Data to process:
---*---

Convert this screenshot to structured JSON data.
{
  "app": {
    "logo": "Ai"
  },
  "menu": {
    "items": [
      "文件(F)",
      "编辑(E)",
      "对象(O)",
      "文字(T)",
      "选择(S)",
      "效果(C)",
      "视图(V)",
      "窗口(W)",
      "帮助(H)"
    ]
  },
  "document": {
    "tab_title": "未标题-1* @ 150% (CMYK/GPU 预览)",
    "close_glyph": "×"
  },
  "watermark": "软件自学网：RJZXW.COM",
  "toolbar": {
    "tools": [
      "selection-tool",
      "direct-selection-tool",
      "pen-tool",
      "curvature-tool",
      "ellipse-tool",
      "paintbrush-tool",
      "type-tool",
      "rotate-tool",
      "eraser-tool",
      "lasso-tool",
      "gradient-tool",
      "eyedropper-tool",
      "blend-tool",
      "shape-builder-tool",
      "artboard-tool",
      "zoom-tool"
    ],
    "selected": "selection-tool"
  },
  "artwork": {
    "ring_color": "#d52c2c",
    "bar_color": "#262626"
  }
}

---*---

What you need to do: Read the lines above. Gather those in which the string "selection" is found.

Response:
      "selection-tool",
      "direct-selection-tool",
    "selected": "selection-tool"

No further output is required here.